— Start —
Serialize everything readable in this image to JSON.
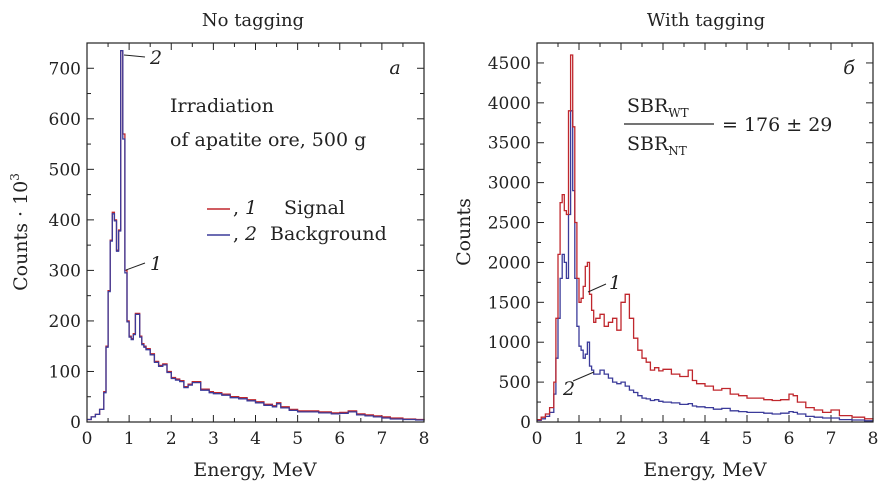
{
  "chart_data": [
    {
      "type": "line",
      "title": "No tagging",
      "panel_label": "a",
      "xlabel": "Energy, MeV",
      "ylabel": "Counts · 10",
      "ylabel_exp": "3",
      "xlim": [
        0,
        8
      ],
      "ylim": [
        0,
        750
      ],
      "xticks": [
        0,
        1,
        2,
        3,
        4,
        5,
        6,
        7,
        8
      ],
      "yticks": [
        0,
        100,
        200,
        300,
        400,
        500,
        600,
        700
      ],
      "annotation_lines": [
        "Irradiation",
        "of apatite ore, 500 g"
      ],
      "legend": [
        {
          "marker_text": ", ",
          "number": "1",
          "label": "Signal",
          "color": "#c0272d"
        },
        {
          "marker_text": ", ",
          "number": "2",
          "label": "Background",
          "color": "#3b3b9a"
        }
      ],
      "curve_labels": [
        {
          "text": "2",
          "series": "background",
          "x": 0.85,
          "y": 730
        },
        {
          "text": "1",
          "series": "signal",
          "x": 0.95,
          "y": 300
        }
      ],
      "series": [
        {
          "key": "signal",
          "color": "#c0272d",
          "x": [
            0.0,
            0.1,
            0.2,
            0.3,
            0.4,
            0.45,
            0.5,
            0.55,
            0.6,
            0.65,
            0.7,
            0.75,
            0.8,
            0.85,
            0.9,
            0.95,
            1.0,
            1.05,
            1.1,
            1.15,
            1.2,
            1.25,
            1.3,
            1.35,
            1.4,
            1.5,
            1.6,
            1.7,
            1.8,
            1.9,
            2.0,
            2.1,
            2.2,
            2.3,
            2.4,
            2.5,
            2.7,
            2.9,
            3.0,
            3.2,
            3.4,
            3.6,
            3.8,
            4.0,
            4.2,
            4.4,
            4.5,
            4.6,
            4.8,
            5.0,
            5.2,
            5.5,
            5.8,
            6.0,
            6.2,
            6.4,
            6.6,
            6.8,
            7.0,
            7.2,
            7.5,
            7.8,
            8.0
          ],
          "y": [
            5,
            10,
            15,
            25,
            60,
            150,
            260,
            360,
            415,
            400,
            340,
            380,
            735,
            570,
            300,
            200,
            170,
            165,
            175,
            215,
            215,
            170,
            155,
            150,
            145,
            135,
            120,
            112,
            115,
            100,
            88,
            85,
            82,
            70,
            75,
            80,
            65,
            60,
            58,
            55,
            50,
            48,
            44,
            40,
            35,
            32,
            38,
            30,
            25,
            22,
            22,
            20,
            18,
            19,
            22,
            16,
            14,
            12,
            10,
            8,
            6,
            5,
            4
          ]
        },
        {
          "key": "background",
          "color": "#3b3b9a",
          "x": [
            0.0,
            0.1,
            0.2,
            0.3,
            0.4,
            0.45,
            0.5,
            0.55,
            0.6,
            0.65,
            0.7,
            0.75,
            0.8,
            0.85,
            0.9,
            0.95,
            1.0,
            1.05,
            1.1,
            1.15,
            1.2,
            1.25,
            1.3,
            1.35,
            1.4,
            1.5,
            1.6,
            1.7,
            1.8,
            1.9,
            2.0,
            2.1,
            2.2,
            2.3,
            2.4,
            2.5,
            2.7,
            2.9,
            3.0,
            3.2,
            3.4,
            3.6,
            3.8,
            4.0,
            4.2,
            4.4,
            4.5,
            4.6,
            4.8,
            5.0,
            5.2,
            5.5,
            5.8,
            6.0,
            6.2,
            6.4,
            6.6,
            6.8,
            7.0,
            7.2,
            7.5,
            7.8,
            8.0
          ],
          "y": [
            5,
            10,
            15,
            25,
            58,
            148,
            258,
            358,
            412,
            398,
            338,
            378,
            735,
            560,
            295,
            198,
            168,
            163,
            173,
            213,
            213,
            168,
            153,
            148,
            143,
            133,
            118,
            110,
            113,
            98,
            86,
            83,
            80,
            68,
            73,
            78,
            63,
            58,
            56,
            53,
            48,
            46,
            42,
            38,
            33,
            30,
            36,
            28,
            23,
            20,
            20,
            18,
            16,
            17,
            20,
            14,
            12,
            10,
            8,
            6,
            5,
            4,
            3
          ]
        }
      ]
    },
    {
      "type": "line",
      "title": "With tagging",
      "panel_label": "б",
      "xlabel": "Energy, MeV",
      "ylabel": "Counts",
      "xlim": [
        0,
        8
      ],
      "ylim": [
        0,
        4750
      ],
      "xticks": [
        0,
        1,
        2,
        3,
        4,
        5,
        6,
        7,
        8
      ],
      "yticks": [
        0,
        500,
        1000,
        1500,
        2000,
        2500,
        3000,
        3500,
        4000,
        4500
      ],
      "formula": {
        "num": "SBR",
        "num_sub": "WT",
        "den": "SBR",
        "den_sub": "NT",
        "rhs": "= 176 ± 29"
      },
      "curve_labels": [
        {
          "text": "1",
          "series": "signal",
          "x": 1.4,
          "y": 1700
        },
        {
          "text": "2",
          "series": "background",
          "x": 1.2,
          "y": 400
        }
      ],
      "series": [
        {
          "key": "signal",
          "color": "#c0272d",
          "x": [
            0.0,
            0.1,
            0.2,
            0.3,
            0.4,
            0.45,
            0.5,
            0.55,
            0.6,
            0.65,
            0.7,
            0.75,
            0.8,
            0.85,
            0.9,
            0.95,
            1.0,
            1.05,
            1.1,
            1.15,
            1.2,
            1.25,
            1.3,
            1.35,
            1.4,
            1.5,
            1.6,
            1.7,
            1.8,
            1.9,
            2.0,
            2.1,
            2.2,
            2.3,
            2.4,
            2.5,
            2.6,
            2.7,
            2.8,
            2.9,
            3.0,
            3.2,
            3.4,
            3.6,
            3.7,
            3.8,
            4.0,
            4.2,
            4.4,
            4.6,
            4.8,
            5.0,
            5.2,
            5.4,
            5.6,
            5.8,
            6.0,
            6.1,
            6.2,
            6.4,
            6.6,
            6.8,
            7.0,
            7.2,
            7.5,
            7.8,
            8.0
          ],
          "y": [
            30,
            60,
            100,
            180,
            500,
            1300,
            2100,
            2750,
            2850,
            2650,
            2600,
            3900,
            4600,
            3700,
            2500,
            1800,
            1500,
            1550,
            1700,
            1950,
            2000,
            1600,
            1400,
            1250,
            1300,
            1350,
            1200,
            1250,
            1300,
            1150,
            1500,
            1600,
            1300,
            1050,
            900,
            800,
            750,
            650,
            680,
            640,
            660,
            600,
            570,
            650,
            520,
            480,
            450,
            400,
            420,
            350,
            330,
            300,
            300,
            280,
            270,
            280,
            350,
            330,
            250,
            180,
            150,
            120,
            150,
            80,
            60,
            40,
            30
          ]
        },
        {
          "key": "background",
          "color": "#3b3b9a",
          "x": [
            0.0,
            0.1,
            0.2,
            0.3,
            0.4,
            0.45,
            0.5,
            0.55,
            0.6,
            0.65,
            0.7,
            0.75,
            0.8,
            0.85,
            0.9,
            0.95,
            1.0,
            1.05,
            1.1,
            1.15,
            1.2,
            1.25,
            1.3,
            1.35,
            1.4,
            1.5,
            1.6,
            1.7,
            1.8,
            1.9,
            2.0,
            2.1,
            2.2,
            2.3,
            2.4,
            2.5,
            2.6,
            2.7,
            2.8,
            2.9,
            3.0,
            3.2,
            3.4,
            3.6,
            3.7,
            3.8,
            4.0,
            4.2,
            4.4,
            4.6,
            4.8,
            5.0,
            5.2,
            5.4,
            5.6,
            5.8,
            6.0,
            6.1,
            6.2,
            6.4,
            6.6,
            6.8,
            7.0,
            7.2,
            7.5,
            7.8,
            8.0
          ],
          "y": [
            20,
            40,
            70,
            120,
            350,
            800,
            1300,
            1800,
            2100,
            2000,
            1800,
            2600,
            3900,
            2900,
            1800,
            1200,
            950,
            900,
            800,
            850,
            1000,
            700,
            650,
            600,
            600,
            650,
            600,
            550,
            500,
            480,
            500,
            450,
            400,
            370,
            330,
            300,
            290,
            270,
            280,
            260,
            250,
            240,
            220,
            230,
            200,
            190,
            180,
            160,
            170,
            140,
            130,
            120,
            120,
            110,
            100,
            110,
            130,
            120,
            100,
            70,
            60,
            50,
            50,
            30,
            25,
            15,
            10
          ]
        }
      ]
    }
  ]
}
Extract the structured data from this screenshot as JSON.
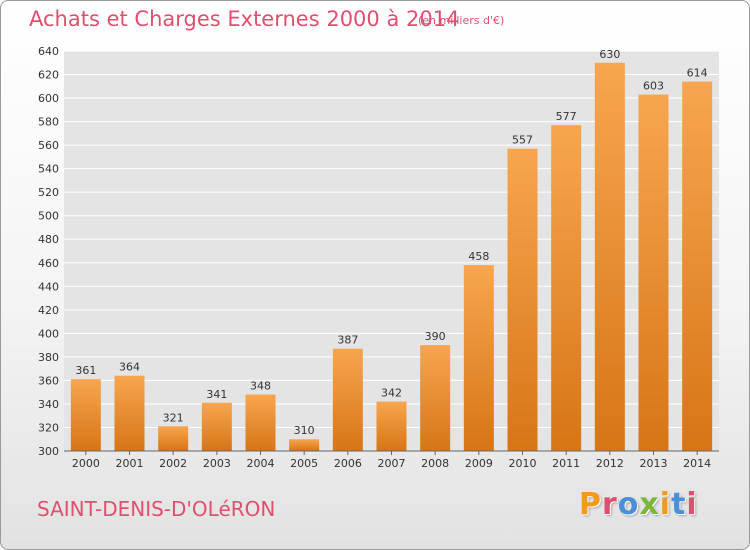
{
  "header": {
    "title": "Achats et Charges Externes 2000 à 2014",
    "subtitle": "(en milliers d'€)"
  },
  "footer": {
    "city": "SAINT-DENIS-D'OLéRON",
    "logo_text": "Proxiti",
    "logo_colors": [
      "#f39a1d",
      "#e0506e",
      "#4a8fd8",
      "#7ab83a",
      "#f39a1d",
      "#4a8fd8",
      "#e0506e"
    ]
  },
  "colors": {
    "title": "#e0506e",
    "bar_light": "#f7a64f",
    "bar_dark": "#d77516",
    "grid": "#ffffff",
    "plot_bg": "#e4e4e4"
  },
  "chart_data": {
    "type": "bar",
    "title": "Achats et Charges Externes 2000 à 2014",
    "subtitle": "(en milliers d'€)",
    "categories": [
      "2000",
      "2001",
      "2002",
      "2003",
      "2004",
      "2005",
      "2006",
      "2007",
      "2008",
      "2009",
      "2010",
      "2011",
      "2012",
      "2013",
      "2014"
    ],
    "values": [
      361,
      364,
      321,
      341,
      348,
      310,
      387,
      342,
      390,
      458,
      557,
      577,
      630,
      603,
      614
    ],
    "ylim": [
      300,
      640
    ],
    "yticks": [
      300,
      320,
      340,
      360,
      380,
      400,
      420,
      440,
      460,
      480,
      500,
      520,
      540,
      560,
      580,
      600,
      620,
      640
    ],
    "grid": true,
    "data_labels": true
  }
}
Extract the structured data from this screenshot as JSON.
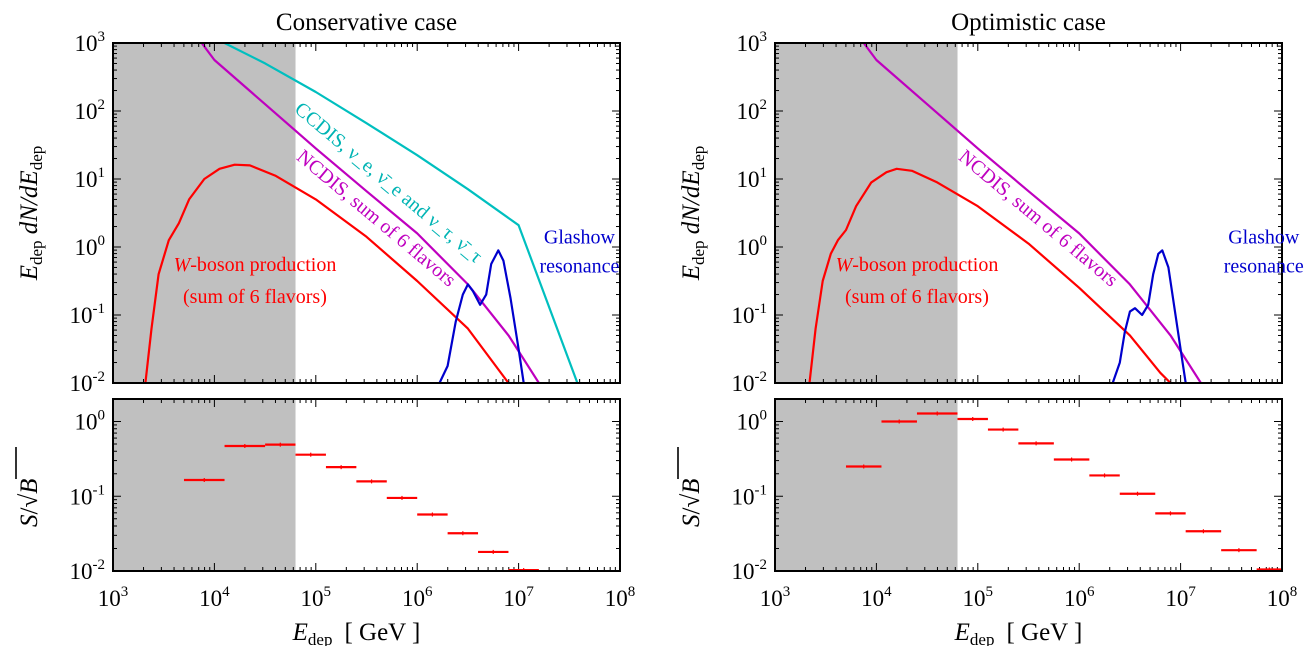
— End —
## THE TASK
Copy every line that includes the string "milliers" from the material above.

## FINISHED ANSWER
    "subtitle": "(en milliers d'€)"
    "subtitle": "(en milliers d'€)",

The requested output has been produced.